EXERCISE BRIEF: Filter for the word "المصادر" and keep each matching line.

(Dataset entries)

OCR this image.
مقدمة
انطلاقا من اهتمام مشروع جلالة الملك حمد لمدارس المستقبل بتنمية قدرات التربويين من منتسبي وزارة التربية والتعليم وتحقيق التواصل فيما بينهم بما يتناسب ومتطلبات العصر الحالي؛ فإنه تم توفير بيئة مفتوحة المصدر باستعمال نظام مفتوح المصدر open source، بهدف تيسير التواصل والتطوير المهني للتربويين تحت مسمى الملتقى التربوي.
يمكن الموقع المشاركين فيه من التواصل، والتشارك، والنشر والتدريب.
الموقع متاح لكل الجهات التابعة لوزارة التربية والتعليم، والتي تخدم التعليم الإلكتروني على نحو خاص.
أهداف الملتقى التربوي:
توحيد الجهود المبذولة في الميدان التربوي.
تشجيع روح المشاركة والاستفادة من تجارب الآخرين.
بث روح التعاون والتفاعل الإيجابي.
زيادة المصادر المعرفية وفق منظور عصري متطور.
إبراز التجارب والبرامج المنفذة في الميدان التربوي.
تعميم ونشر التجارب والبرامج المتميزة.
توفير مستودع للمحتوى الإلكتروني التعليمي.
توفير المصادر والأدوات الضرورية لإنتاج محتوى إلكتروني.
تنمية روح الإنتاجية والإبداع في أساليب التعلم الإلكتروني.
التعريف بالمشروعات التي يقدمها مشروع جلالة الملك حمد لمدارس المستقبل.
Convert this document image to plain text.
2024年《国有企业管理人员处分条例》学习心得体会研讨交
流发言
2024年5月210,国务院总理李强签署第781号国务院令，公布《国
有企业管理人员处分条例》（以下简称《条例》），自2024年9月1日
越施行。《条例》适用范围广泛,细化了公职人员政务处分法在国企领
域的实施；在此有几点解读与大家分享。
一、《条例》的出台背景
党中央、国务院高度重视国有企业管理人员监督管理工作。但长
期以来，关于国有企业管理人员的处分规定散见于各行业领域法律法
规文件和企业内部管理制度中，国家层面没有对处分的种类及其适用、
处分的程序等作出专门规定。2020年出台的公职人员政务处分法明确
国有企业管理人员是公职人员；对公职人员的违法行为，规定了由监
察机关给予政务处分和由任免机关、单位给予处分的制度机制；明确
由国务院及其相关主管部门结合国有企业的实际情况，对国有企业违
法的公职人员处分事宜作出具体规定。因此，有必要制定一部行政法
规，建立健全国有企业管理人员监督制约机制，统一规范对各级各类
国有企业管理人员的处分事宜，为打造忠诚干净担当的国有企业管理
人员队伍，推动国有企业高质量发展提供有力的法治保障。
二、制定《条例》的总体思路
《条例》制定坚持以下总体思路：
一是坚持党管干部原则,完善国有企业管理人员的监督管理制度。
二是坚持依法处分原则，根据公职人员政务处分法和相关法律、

RESPONSE TO THE TASK:
زيادة المصادر المعرفية وفق منظور عصري متطور.
توفير المصادر والأدوات الضرورية لإنتاج محتوى إلكتروني.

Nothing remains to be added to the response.